Entries from a visual dataset:
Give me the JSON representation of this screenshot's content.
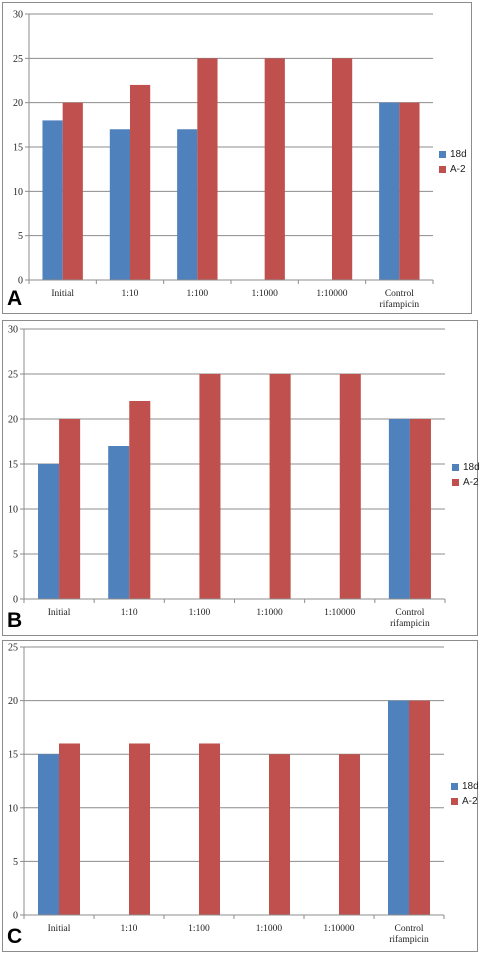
{
  "colors": {
    "series_18d": "#4f81bd",
    "series_A2": "#c0504d",
    "grid": "#8c8c8c"
  },
  "chart_data": [
    {
      "panel_label": "A",
      "type": "bar",
      "categories": [
        "Initial",
        "1:10",
        "1:100",
        "1:1000",
        "1:10000",
        "Control rifampicin"
      ],
      "category_labels": [
        [
          "Initial"
        ],
        [
          "1:10"
        ],
        [
          "1:100"
        ],
        [
          "1:1000"
        ],
        [
          "1:10000"
        ],
        [
          "Control",
          "rifampicin"
        ]
      ],
      "series": [
        {
          "name": "18d",
          "values": [
            18,
            17,
            17,
            null,
            null,
            20
          ]
        },
        {
          "name": "A-2",
          "values": [
            20,
            22,
            25,
            25,
            25,
            20
          ]
        }
      ],
      "yticks": [
        "0",
        "5",
        "10",
        "15",
        "20",
        "25",
        "30"
      ],
      "ylim": [
        0,
        30
      ],
      "grid": true,
      "legend_position": "right"
    },
    {
      "panel_label": "B",
      "type": "bar",
      "categories": [
        "Initial",
        "1:10",
        "1:100",
        "1:1000",
        "1:10000",
        "Control rifampicin"
      ],
      "category_labels": [
        [
          "Initial"
        ],
        [
          "1:10"
        ],
        [
          "1:100"
        ],
        [
          "1:1000"
        ],
        [
          "1:10000"
        ],
        [
          "Control",
          "rifampicin"
        ]
      ],
      "series": [
        {
          "name": "18d",
          "values": [
            15,
            17,
            null,
            null,
            null,
            20
          ]
        },
        {
          "name": "A-2",
          "values": [
            20,
            22,
            25,
            25,
            25,
            20
          ]
        }
      ],
      "yticks": [
        "0",
        "5",
        "10",
        "15",
        "20",
        "25",
        "30"
      ],
      "ylim": [
        0,
        30
      ],
      "grid": true,
      "legend_position": "right"
    },
    {
      "panel_label": "C",
      "type": "bar",
      "categories": [
        "Initial",
        "1:10",
        "1:100",
        "1:1000",
        "1:10000",
        "Control rifampicin"
      ],
      "category_labels": [
        [
          "Initial"
        ],
        [
          "1:10"
        ],
        [
          "1:100"
        ],
        [
          "1:1000"
        ],
        [
          "1:10000"
        ],
        [
          "Control",
          "rifampicin"
        ]
      ],
      "series": [
        {
          "name": "18d",
          "values": [
            15,
            null,
            null,
            null,
            null,
            20
          ]
        },
        {
          "name": "A-2",
          "values": [
            16,
            16,
            16,
            15,
            15,
            20
          ]
        }
      ],
      "yticks": [
        "0",
        "5",
        "10",
        "15",
        "20",
        "25"
      ],
      "ylim": [
        0,
        25
      ],
      "grid": true,
      "legend_position": "right"
    }
  ]
}
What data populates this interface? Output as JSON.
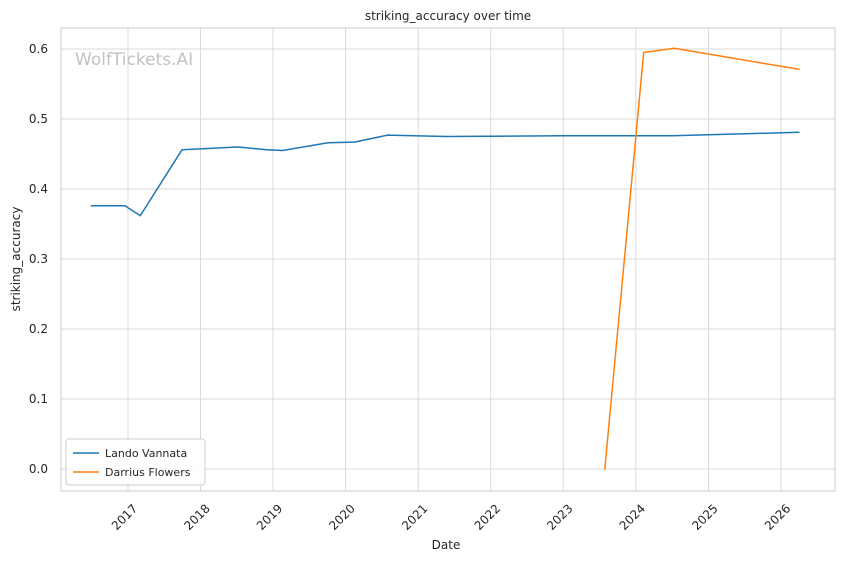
{
  "chart_data": {
    "type": "line",
    "title": "striking_accuracy over time",
    "xlabel": "Date",
    "ylabel": "striking_accuracy",
    "watermark": "WolfTickets.AI",
    "x_ticks": [
      "2017",
      "2018",
      "2019",
      "2020",
      "2021",
      "2022",
      "2023",
      "2024",
      "2025",
      "2026"
    ],
    "y_ticks": [
      "0.0",
      "0.1",
      "0.2",
      "0.3",
      "0.4",
      "0.5",
      "0.6"
    ],
    "ylim": [
      -0.035,
      0.63
    ],
    "grid": true,
    "legend_position": "bottom-left",
    "series": [
      {
        "name": "Lando Vannata",
        "color": "#1f77b4",
        "points": [
          {
            "x": "2016-07-01",
            "y": 0.376
          },
          {
            "x": "2016-12-17",
            "y": 0.376
          },
          {
            "x": "2017-03-04",
            "y": 0.362
          },
          {
            "x": "2017-09-30",
            "y": 0.456
          },
          {
            "x": "2018-07-06",
            "y": 0.46
          },
          {
            "x": "2018-12-01",
            "y": 0.456
          },
          {
            "x": "2019-02-17",
            "y": 0.455
          },
          {
            "x": "2019-10-05",
            "y": 0.466
          },
          {
            "x": "2020-02-15",
            "y": 0.467
          },
          {
            "x": "2020-08-01",
            "y": 0.477
          },
          {
            "x": "2021-05-22",
            "y": 0.475
          },
          {
            "x": "2023-01-01",
            "y": 0.476
          },
          {
            "x": "2024-07-01",
            "y": 0.476
          },
          {
            "x": "2026-04-01",
            "y": 0.481
          }
        ]
      },
      {
        "name": "Darrius Flowers",
        "color": "#ff7f0e",
        "points": [
          {
            "x": "2023-07-29",
            "y": 0.0
          },
          {
            "x": "2024-02-10",
            "y": 0.595
          },
          {
            "x": "2024-07-13",
            "y": 0.601
          },
          {
            "x": "2026-04-01",
            "y": 0.571
          }
        ]
      }
    ]
  }
}
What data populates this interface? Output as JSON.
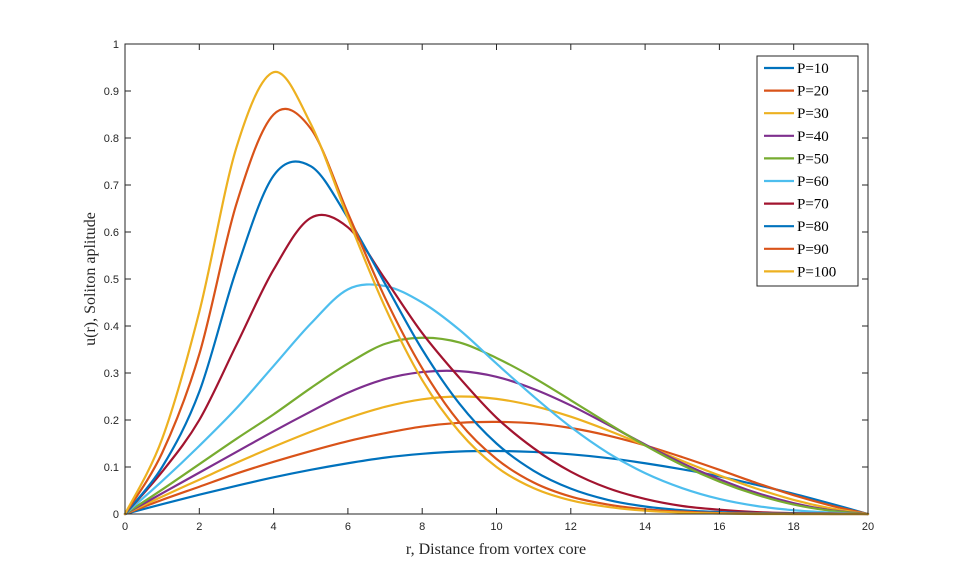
{
  "chart_data": {
    "type": "line",
    "title": "",
    "xlabel": "r, Distance from vortex core",
    "ylabel": "u(r), Soliton aplitude",
    "xlim": [
      0,
      20
    ],
    "ylim": [
      0,
      1
    ],
    "xticks": [
      0,
      2,
      4,
      6,
      8,
      10,
      12,
      14,
      16,
      18,
      20
    ],
    "yticks": [
      0,
      0.1,
      0.2,
      0.3,
      0.4,
      0.5,
      0.6,
      0.7,
      0.8,
      0.9,
      1
    ],
    "xtick_labels": [
      "0",
      "2",
      "4",
      "6",
      "8",
      "10",
      "12",
      "14",
      "16",
      "18",
      "20"
    ],
    "ytick_labels": [
      "0",
      "0.1",
      "0.2",
      "0.3",
      "0.4",
      "0.5",
      "0.6",
      "0.7",
      "0.8",
      "0.9",
      "1"
    ],
    "grid": false,
    "legend_position": "top-right",
    "x": [
      0,
      1,
      2,
      3,
      4,
      5,
      6,
      7,
      8,
      9,
      10,
      11,
      12,
      13,
      14,
      15,
      16,
      17,
      18,
      19,
      20
    ],
    "series": [
      {
        "name": "P=10",
        "color": "#0072BD",
        "values": [
          0,
          0.021,
          0.041,
          0.06,
          0.078,
          0.094,
          0.108,
          0.12,
          0.128,
          0.133,
          0.134,
          0.132,
          0.127,
          0.119,
          0.108,
          0.095,
          0.08,
          0.062,
          0.043,
          0.022,
          0
        ]
      },
      {
        "name": "P=20",
        "color": "#D95319",
        "values": [
          0,
          0.03,
          0.058,
          0.086,
          0.111,
          0.134,
          0.155,
          0.172,
          0.186,
          0.194,
          0.196,
          0.193,
          0.183,
          0.167,
          0.146,
          0.121,
          0.094,
          0.066,
          0.04,
          0.018,
          0
        ]
      },
      {
        "name": "P=30",
        "color": "#EDB120",
        "values": [
          0,
          0.037,
          0.073,
          0.109,
          0.143,
          0.175,
          0.204,
          0.228,
          0.244,
          0.25,
          0.245,
          0.23,
          0.207,
          0.178,
          0.146,
          0.113,
          0.082,
          0.054,
          0.03,
          0.012,
          0
        ]
      },
      {
        "name": "P=40",
        "color": "#7E2F8E",
        "values": [
          0,
          0.044,
          0.088,
          0.132,
          0.176,
          0.218,
          0.258,
          0.287,
          0.302,
          0.304,
          0.292,
          0.266,
          0.231,
          0.19,
          0.148,
          0.108,
          0.074,
          0.045,
          0.023,
          0.008,
          0
        ]
      },
      {
        "name": "P=50",
        "color": "#77AC30",
        "values": [
          0,
          0.052,
          0.106,
          0.16,
          0.212,
          0.268,
          0.32,
          0.362,
          0.375,
          0.365,
          0.332,
          0.29,
          0.242,
          0.193,
          0.146,
          0.104,
          0.069,
          0.041,
          0.02,
          0.007,
          0
        ]
      },
      {
        "name": "P=60",
        "color": "#4DBEEE",
        "values": [
          0,
          0.07,
          0.145,
          0.225,
          0.315,
          0.405,
          0.478,
          0.485,
          0.45,
          0.392,
          0.32,
          0.25,
          0.185,
          0.13,
          0.087,
          0.055,
          0.032,
          0.017,
          0.008,
          0.003,
          0
        ]
      },
      {
        "name": "P=70",
        "color": "#A2142F",
        "values": [
          0,
          0.09,
          0.2,
          0.36,
          0.52,
          0.63,
          0.61,
          0.5,
          0.385,
          0.29,
          0.205,
          0.14,
          0.09,
          0.055,
          0.032,
          0.017,
          0.009,
          0.004,
          0.002,
          0.001,
          0
        ]
      },
      {
        "name": "P=80",
        "color": "#0072BD",
        "values": [
          0,
          0.1,
          0.26,
          0.52,
          0.72,
          0.74,
          0.63,
          0.49,
          0.35,
          0.235,
          0.15,
          0.092,
          0.054,
          0.03,
          0.016,
          0.008,
          0.004,
          0.002,
          0.001,
          0,
          0
        ]
      },
      {
        "name": "P=90",
        "color": "#D95319",
        "values": [
          0,
          0.13,
          0.34,
          0.66,
          0.85,
          0.82,
          0.64,
          0.46,
          0.31,
          0.195,
          0.117,
          0.067,
          0.037,
          0.02,
          0.01,
          0.005,
          0.002,
          0.001,
          0,
          0,
          0
        ]
      },
      {
        "name": "P=100",
        "color": "#EDB120",
        "values": [
          0,
          0.16,
          0.43,
          0.78,
          0.94,
          0.83,
          0.63,
          0.44,
          0.285,
          0.175,
          0.1,
          0.055,
          0.029,
          0.015,
          0.007,
          0.003,
          0.001,
          0,
          0,
          0,
          0
        ]
      }
    ]
  }
}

* **THE EXERCISE**
How many of the lines above include the string "title"? Reply with the number by itself.

* **ANSWER TO THE PROBLEM**
2